_GIVEN ENTRIES_.
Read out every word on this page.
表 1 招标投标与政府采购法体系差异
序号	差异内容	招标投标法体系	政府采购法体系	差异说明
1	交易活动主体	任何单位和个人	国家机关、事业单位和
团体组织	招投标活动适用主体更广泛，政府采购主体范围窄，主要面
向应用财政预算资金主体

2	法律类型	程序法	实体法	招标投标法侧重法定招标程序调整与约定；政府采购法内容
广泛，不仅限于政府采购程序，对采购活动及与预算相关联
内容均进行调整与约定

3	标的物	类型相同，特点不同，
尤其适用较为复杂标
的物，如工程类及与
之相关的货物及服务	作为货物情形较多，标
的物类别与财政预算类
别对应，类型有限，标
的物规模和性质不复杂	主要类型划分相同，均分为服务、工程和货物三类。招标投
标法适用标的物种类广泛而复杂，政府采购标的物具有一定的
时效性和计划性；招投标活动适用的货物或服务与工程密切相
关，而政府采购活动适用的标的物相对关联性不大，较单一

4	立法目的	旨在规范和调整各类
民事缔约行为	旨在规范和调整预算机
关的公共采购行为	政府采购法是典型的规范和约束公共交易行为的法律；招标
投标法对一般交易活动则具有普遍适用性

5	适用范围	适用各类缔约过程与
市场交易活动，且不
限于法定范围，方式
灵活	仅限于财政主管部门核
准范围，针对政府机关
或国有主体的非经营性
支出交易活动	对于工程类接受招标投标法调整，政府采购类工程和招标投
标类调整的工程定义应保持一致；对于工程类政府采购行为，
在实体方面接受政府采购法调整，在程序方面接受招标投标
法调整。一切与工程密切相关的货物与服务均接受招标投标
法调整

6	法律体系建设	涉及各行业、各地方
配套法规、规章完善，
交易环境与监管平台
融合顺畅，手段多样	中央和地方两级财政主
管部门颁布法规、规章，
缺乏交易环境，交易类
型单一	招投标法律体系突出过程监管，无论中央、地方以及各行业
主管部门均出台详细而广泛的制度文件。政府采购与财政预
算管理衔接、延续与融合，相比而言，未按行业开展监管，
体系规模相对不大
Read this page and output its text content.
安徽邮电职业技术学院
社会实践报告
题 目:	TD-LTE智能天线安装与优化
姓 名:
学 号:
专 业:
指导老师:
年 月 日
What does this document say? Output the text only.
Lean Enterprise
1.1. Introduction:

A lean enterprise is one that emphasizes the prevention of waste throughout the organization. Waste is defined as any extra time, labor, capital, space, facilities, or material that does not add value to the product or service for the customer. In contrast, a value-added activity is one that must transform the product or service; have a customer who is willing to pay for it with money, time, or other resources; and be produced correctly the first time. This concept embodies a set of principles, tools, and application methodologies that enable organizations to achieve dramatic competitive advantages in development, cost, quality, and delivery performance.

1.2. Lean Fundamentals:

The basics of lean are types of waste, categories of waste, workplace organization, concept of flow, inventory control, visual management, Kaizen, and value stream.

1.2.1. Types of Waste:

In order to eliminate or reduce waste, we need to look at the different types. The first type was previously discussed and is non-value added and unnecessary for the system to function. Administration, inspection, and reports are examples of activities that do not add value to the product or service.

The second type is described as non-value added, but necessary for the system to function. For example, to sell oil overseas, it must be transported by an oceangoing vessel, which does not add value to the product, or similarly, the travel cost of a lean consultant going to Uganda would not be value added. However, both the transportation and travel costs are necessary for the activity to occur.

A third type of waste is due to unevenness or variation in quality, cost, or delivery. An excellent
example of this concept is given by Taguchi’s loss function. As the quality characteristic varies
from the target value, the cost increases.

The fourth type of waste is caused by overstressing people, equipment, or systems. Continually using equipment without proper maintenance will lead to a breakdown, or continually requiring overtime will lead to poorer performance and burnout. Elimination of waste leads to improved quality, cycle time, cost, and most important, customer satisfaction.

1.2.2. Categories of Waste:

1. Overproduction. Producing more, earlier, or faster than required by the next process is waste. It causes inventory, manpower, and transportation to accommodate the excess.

_TASK PROMPT_.
What is the number of lines above that hold the string "transportation"? Answer with that number alone.

_EXERCISE RESULT_.
2